Direction: Write the material out again exactly.

________________

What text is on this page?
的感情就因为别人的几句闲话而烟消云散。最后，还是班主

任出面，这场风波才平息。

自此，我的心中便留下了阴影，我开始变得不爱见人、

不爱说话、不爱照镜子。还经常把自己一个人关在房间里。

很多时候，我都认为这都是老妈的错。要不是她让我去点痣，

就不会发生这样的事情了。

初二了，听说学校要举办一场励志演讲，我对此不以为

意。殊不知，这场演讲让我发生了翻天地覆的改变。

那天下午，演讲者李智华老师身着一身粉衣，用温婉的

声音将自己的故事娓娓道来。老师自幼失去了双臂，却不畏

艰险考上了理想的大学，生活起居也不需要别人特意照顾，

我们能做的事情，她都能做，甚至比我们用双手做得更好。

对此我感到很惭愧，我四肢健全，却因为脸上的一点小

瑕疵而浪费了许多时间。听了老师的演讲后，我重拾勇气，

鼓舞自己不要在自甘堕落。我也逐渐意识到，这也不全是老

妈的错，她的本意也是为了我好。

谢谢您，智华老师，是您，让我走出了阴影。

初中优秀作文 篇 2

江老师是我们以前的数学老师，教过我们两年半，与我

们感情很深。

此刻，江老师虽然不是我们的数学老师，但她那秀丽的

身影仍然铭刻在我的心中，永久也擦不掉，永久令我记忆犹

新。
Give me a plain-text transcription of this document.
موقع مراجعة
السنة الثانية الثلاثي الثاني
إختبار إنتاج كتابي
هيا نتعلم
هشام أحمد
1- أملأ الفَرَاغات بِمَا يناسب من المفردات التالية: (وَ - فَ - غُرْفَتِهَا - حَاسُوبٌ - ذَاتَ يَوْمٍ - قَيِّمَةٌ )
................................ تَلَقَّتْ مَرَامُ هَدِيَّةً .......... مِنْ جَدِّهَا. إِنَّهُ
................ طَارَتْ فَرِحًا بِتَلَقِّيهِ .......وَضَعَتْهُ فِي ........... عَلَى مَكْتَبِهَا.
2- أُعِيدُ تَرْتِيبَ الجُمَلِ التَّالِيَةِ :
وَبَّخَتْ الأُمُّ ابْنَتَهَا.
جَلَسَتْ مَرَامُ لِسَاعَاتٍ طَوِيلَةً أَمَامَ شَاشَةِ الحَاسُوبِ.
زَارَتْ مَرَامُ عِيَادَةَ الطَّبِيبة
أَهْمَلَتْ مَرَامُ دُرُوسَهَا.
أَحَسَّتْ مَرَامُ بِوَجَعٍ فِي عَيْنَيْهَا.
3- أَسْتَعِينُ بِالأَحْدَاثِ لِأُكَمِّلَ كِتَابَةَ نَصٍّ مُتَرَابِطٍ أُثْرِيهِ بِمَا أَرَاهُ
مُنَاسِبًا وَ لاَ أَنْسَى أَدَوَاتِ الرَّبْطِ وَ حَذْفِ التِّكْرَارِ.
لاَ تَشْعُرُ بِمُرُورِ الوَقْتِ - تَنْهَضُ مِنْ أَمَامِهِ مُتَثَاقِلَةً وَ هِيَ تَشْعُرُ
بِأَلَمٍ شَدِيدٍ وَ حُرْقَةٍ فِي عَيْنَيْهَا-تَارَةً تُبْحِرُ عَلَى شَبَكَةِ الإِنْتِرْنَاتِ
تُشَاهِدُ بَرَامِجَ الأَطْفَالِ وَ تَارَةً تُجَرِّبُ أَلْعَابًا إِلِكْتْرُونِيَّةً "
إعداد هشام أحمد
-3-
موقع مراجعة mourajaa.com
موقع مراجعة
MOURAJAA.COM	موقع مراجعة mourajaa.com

________________

Task response:
What text is on this page?
的感情就因为别人的几句闲话而烟消云散。最后，还是班主

任出面，这场风波才平息。

自此，我的心中便留下了阴影，我开始变得不爱见人、

不爱说话、不爱照镜子。还经常把自己一个人关在房间里。

很多时候，我都认为这都是老妈的错。要不是她让我去点痣，

就不会发生这样的事情了。

初二了，听说学校要举办一场励志演讲，我对此不以为

意。殊不知，这场演讲让我发生了翻天地覆的改变。

那天下午，演讲者李智华老师身着一身粉衣，用温婉的

声音将自己的故事娓娓道来。老师自幼失去了双臂，却不畏

艰险考上了理想的大学，生活起居也不需要别人特意照顾，

我们能做的事情，她都能做，甚至比我们用双手做得更好。

对此我感到很惭愧，我四肢健全，却因为脸上的一点小

瑕疵而浪费了许多时间。听了老师的演讲后，我重拾勇气，

鼓舞自己不要在自甘堕落。我也逐渐意识到，这也不全是老

妈的错，她的本意也是为了我好。

谢谢您，智华老师，是您，让我走出了阴影。

初中优秀作文 篇 2

江老师是我们以前的数学老师，教过我们两年半，与我

们感情很深。

此刻，江老师虽然不是我们的数学老师，但她那秀丽的

身影仍然铭刻在我的心中，永久也擦不掉，永久令我记忆犹

新。
Give me a plain-text transcription of this document.
موقع مراجعة
السنة الثانية الثلاثي الثاني
إختبار إنتاج كتابي
هيا نتعلم
هشام أحمد
1- أملأ الفَرَاغات بِمَا يناسب من المفردات التالية: (وَ - فَ - غُرْفَتِهَا - حَاسُوبٌ - ذَاتَ يَوْمٍ - قَيِّمَةٌ )
................................ تَلَقَّتْ مَرَامُ هَدِيَّةً .......... مِنْ جَدِّهَا. إِنَّهُ
................ طَارَتْ فَرِحًا بِتَلَقِّيهِ .......وَضَعَتْهُ فِي ........... عَلَى مَكْتَبِهَا.
2- أُعِيدُ تَرْتِيبَ الجُمَلِ التَّالِيَةِ :
وَبَّخَتْ الأُمُّ ابْنَتَهَا.
جَلَسَتْ مَرَامُ لِسَاعَاتٍ طَوِيلَةً أَمَامَ شَاشَةِ الحَاسُوبِ.
زَارَتْ مَرَامُ عِيَادَةَ الطَّبِيبة
أَهْمَلَتْ مَرَامُ دُرُوسَهَا.
أَحَسَّتْ مَرَامُ بِوَجَعٍ فِي عَيْنَيْهَا.
3- أَسْتَعِينُ بِالأَحْدَاثِ لِأُكَمِّلَ كِتَابَةَ نَصٍّ مُتَرَابِطٍ أُثْرِيهِ بِمَا أَرَاهُ
مُنَاسِبًا وَ لاَ أَنْسَى أَدَوَاتِ الرَّبْطِ وَ حَذْفِ التِّكْرَارِ.
لاَ تَشْعُرُ بِمُرُورِ الوَقْتِ - تَنْهَضُ مِنْ أَمَامِهِ مُتَثَاقِلَةً وَ هِيَ تَشْعُرُ
بِأَلَمٍ شَدِيدٍ وَ حُرْقَةٍ فِي عَيْنَيْهَا-تَارَةً تُبْحِرُ عَلَى شَبَكَةِ الإِنْتِرْنَاتِ
تُشَاهِدُ بَرَامِجَ الأَطْفَالِ وَ تَارَةً تُجَرِّبُ أَلْعَابًا إِلِكْتْرُونِيَّةً "
إعداد هشام أحمد
-3-
موقع مراجعة mourajaa.com
موقع مراجعة
MOURAJAA.COM	موقع مراجعة mourajaa.com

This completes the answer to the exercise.